> _Work instructions_
Copy out every record below, word for word.

> _Data for this task_
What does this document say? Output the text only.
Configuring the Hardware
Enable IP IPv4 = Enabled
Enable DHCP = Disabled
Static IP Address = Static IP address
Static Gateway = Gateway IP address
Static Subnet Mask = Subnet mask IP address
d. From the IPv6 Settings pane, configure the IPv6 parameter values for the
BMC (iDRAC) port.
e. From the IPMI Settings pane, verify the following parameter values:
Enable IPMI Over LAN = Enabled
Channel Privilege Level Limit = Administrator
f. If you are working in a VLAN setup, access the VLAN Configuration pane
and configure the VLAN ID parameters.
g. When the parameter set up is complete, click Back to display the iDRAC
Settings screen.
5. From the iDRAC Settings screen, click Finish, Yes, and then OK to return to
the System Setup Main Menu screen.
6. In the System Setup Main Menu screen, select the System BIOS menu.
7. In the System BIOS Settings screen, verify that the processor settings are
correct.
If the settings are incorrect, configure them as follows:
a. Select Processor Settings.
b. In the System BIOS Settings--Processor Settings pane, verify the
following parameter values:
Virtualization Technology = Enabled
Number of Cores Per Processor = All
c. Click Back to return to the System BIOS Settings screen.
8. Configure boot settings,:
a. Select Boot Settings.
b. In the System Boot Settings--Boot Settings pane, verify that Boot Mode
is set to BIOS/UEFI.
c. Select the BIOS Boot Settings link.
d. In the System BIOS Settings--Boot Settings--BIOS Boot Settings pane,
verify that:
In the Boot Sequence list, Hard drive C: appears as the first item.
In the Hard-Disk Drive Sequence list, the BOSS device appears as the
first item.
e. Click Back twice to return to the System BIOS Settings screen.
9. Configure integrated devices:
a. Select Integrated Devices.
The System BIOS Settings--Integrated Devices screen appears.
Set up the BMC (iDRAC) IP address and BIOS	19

> _Response to this exercise_
What does this document say? Output the text only.
Configuring the Hardware
Enable IP IPv4 = Enabled
Enable DHCP = Disabled
Static IP Address = Static IP address
Static Gateway = Gateway IP address
Static Subnet Mask = Subnet mask IP address
d. From the IPv6 Settings pane, configure the IPv6 parameter values for the
BMC (iDRAC) port.
e. From the IPMI Settings pane, verify the following parameter values:
Enable IPMI Over LAN = Enabled
Channel Privilege Level Limit = Administrator
f. If you are working in a VLAN setup, access the VLAN Configuration pane
and configure the VLAN ID parameters.
g. When the parameter set up is complete, click Back to display the iDRAC
Settings screen.
5. From the iDRAC Settings screen, click Finish, Yes, and then OK to return to
the System Setup Main Menu screen.
6. In the System Setup Main Menu screen, select the System BIOS menu.
7. In the System BIOS Settings screen, verify that the processor settings are
correct.
If the settings are incorrect, configure them as follows:
a. Select Processor Settings.
b. In the System BIOS Settings--Processor Settings pane, verify the
following parameter values:
Virtualization Technology = Enabled
Number of Cores Per Processor = All
c. Click Back to return to the System BIOS Settings screen.
8. Configure boot settings,:
a. Select Boot Settings.
b. In the System Boot Settings--Boot Settings pane, verify that Boot Mode
is set to BIOS/UEFI.
c. Select the BIOS Boot Settings link.
d. In the System BIOS Settings--Boot Settings--BIOS Boot Settings pane,
verify that:
In the Boot Sequence list, Hard drive C: appears as the first item.
In the Hard-Disk Drive Sequence list, the BOSS device appears as the
first item.
e. Click Back twice to return to the System BIOS Settings screen.
9. Configure integrated devices:
a. Select Integrated Devices.
The System BIOS Settings--Integrated Devices screen appears.
Set up the BMC (iDRAC) IP address and BIOS	19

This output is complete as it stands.